:: Provided records
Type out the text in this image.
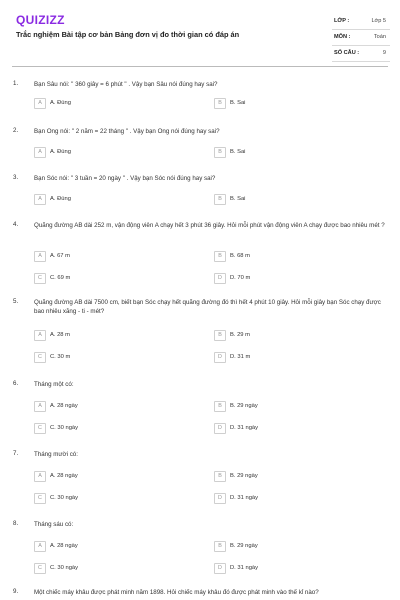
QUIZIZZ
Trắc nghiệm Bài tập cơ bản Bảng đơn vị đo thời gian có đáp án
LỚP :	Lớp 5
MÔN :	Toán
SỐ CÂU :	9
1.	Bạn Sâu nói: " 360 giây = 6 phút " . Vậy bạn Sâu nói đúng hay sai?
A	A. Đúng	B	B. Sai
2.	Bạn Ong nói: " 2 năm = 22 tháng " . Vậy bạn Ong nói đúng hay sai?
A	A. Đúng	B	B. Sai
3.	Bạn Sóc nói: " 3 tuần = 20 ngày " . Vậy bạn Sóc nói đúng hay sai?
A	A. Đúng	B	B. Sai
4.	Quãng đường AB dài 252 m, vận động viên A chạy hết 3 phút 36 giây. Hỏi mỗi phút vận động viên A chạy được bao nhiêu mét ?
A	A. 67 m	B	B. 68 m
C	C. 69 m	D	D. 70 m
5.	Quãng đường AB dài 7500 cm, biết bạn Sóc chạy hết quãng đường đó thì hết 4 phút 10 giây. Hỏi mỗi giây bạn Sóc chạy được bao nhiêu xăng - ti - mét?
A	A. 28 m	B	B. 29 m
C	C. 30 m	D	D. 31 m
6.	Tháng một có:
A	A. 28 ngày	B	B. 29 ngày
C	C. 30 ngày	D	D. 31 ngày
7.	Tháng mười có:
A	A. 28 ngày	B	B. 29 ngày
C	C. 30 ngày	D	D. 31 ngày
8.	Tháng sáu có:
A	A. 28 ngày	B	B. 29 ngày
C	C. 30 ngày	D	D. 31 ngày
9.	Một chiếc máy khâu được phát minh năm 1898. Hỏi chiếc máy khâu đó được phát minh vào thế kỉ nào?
::::
Repeat the material above word for word, please, apart from its images.

» **Full solution**
Type out the text in this image.
QUIZIZZ
Trắc nghiệm Bài tập cơ bản Bảng đơn vị đo thời gian có đáp án
LỚP :	Lớp 5
MÔN :	Toán
SỐ CÂU :	9
1.	Bạn Sâu nói: " 360 giây = 6 phút " . Vậy bạn Sâu nói đúng hay sai?
A	A. Đúng	B	B. Sai
2.	Bạn Ong nói: " 2 năm = 22 tháng " . Vậy bạn Ong nói đúng hay sai?
A	A. Đúng	B	B. Sai
3.	Bạn Sóc nói: " 3 tuần = 20 ngày " . Vậy bạn Sóc nói đúng hay sai?
A	A. Đúng	B	B. Sai
4.	Quãng đường AB dài 252 m, vận động viên A chạy hết 3 phút 36 giây. Hỏi mỗi phút vận động viên A chạy được bao nhiêu mét ?
A	A. 67 m	B	B. 68 m
C	C. 69 m	D	D. 70 m
5.	Quãng đường AB dài 7500 cm, biết bạn Sóc chạy hết quãng đường đó thì hết 4 phút 10 giây. Hỏi mỗi giây bạn Sóc chạy được bao nhiêu xăng - ti - mét?
A	A. 28 m	B	B. 29 m
C	C. 30 m	D	D. 31 m
6.	Tháng một có:
A	A. 28 ngày	B	B. 29 ngày
C	C. 30 ngày	D	D. 31 ngày
7.	Tháng mười có:
A	A. 28 ngày	B	B. 29 ngày
C	C. 30 ngày	D	D. 31 ngày
8.	Tháng sáu có:
A	A. 28 ngày	B	B. 29 ngày
C	C. 30 ngày	D	D. 31 ngày
9.	Một chiếc máy khâu được phát minh năm 1898. Hỏi chiếc máy khâu đó được phát minh vào thế kỉ nào?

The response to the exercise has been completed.